== EXERCISE INPUT ==

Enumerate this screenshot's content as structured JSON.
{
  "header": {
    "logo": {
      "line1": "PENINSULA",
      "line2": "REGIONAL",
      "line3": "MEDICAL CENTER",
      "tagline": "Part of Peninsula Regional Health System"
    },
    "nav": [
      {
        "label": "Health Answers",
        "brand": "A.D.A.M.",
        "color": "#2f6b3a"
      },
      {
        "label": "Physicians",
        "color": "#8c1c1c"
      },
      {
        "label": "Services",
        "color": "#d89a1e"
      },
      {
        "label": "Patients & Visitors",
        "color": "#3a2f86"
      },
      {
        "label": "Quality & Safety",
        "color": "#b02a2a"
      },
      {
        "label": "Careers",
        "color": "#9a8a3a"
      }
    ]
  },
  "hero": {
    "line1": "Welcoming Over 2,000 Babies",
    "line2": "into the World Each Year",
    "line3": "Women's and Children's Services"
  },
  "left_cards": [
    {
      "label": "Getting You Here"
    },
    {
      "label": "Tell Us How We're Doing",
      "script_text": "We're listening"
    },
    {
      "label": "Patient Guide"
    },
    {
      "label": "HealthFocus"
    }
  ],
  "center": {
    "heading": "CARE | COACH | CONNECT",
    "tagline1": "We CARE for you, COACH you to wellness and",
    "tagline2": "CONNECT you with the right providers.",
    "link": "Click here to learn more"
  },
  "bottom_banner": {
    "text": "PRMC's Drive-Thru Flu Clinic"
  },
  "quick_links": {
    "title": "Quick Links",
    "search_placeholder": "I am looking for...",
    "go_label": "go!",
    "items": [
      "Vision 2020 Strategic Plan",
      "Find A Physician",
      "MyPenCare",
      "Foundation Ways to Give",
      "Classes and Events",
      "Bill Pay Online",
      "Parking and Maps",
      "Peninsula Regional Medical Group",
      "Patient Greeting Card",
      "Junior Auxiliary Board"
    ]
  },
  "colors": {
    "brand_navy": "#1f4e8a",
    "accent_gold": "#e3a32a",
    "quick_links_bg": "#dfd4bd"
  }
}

== WHAT YOU WILL DO ==
Without skipping anything, transcribe every line above exactly.

== OUTPUT FOR THIS TASK ==
Enumerate this screenshot's content as structured JSON.
{
  "header": {
    "logo": {
      "line1": "PENINSULA",
      "line2": "REGIONAL",
      "line3": "MEDICAL CENTER",
      "tagline": "Part of Peninsula Regional Health System"
    },
    "nav": [
      {
        "label": "Health Answers",
        "brand": "A.D.A.M.",
        "color": "#2f6b3a"
      },
      {
        "label": "Physicians",
        "color": "#8c1c1c"
      },
      {
        "label": "Services",
        "color": "#d89a1e"
      },
      {
        "label": "Patients & Visitors",
        "color": "#3a2f86"
      },
      {
        "label": "Quality & Safety",
        "color": "#b02a2a"
      },
      {
        "label": "Careers",
        "color": "#9a8a3a"
      }
    ]
  },
  "hero": {
    "line1": "Welcoming Over 2,000 Babies",
    "line2": "into the World Each Year",
    "line3": "Women's and Children's Services"
  },
  "left_cards": [
    {
      "label": "Getting You Here"
    },
    {
      "label": "Tell Us How We're Doing",
      "script_text": "We're listening"
    },
    {
      "label": "Patient Guide"
    },
    {
      "label": "HealthFocus"
    }
  ],
  "center": {
    "heading": "CARE | COACH | CONNECT",
    "tagline1": "We CARE for you, COACH you to wellness and",
    "tagline2": "CONNECT you with the right providers.",
    "link": "Click here to learn more"
  },
  "bottom_banner": {
    "text": "PRMC's Drive-Thru Flu Clinic"
  },
  "quick_links": {
    "title": "Quick Links",
    "search_placeholder": "I am looking for...",
    "go_label": "go!",
    "items": [
      "Vision 2020 Strategic Plan",
      "Find A Physician",
      "MyPenCare",
      "Foundation Ways to Give",
      "Classes and Events",
      "Bill Pay Online",
      "Parking and Maps",
      "Peninsula Regional Medical Group",
      "Patient Greeting Card",
      "Junior Auxiliary Board"
    ]
  },
  "colors": {
    "brand_navy": "#1f4e8a",
    "accent_gold": "#e3a32a",
    "quick_links_bg": "#dfd4bd"
  }
}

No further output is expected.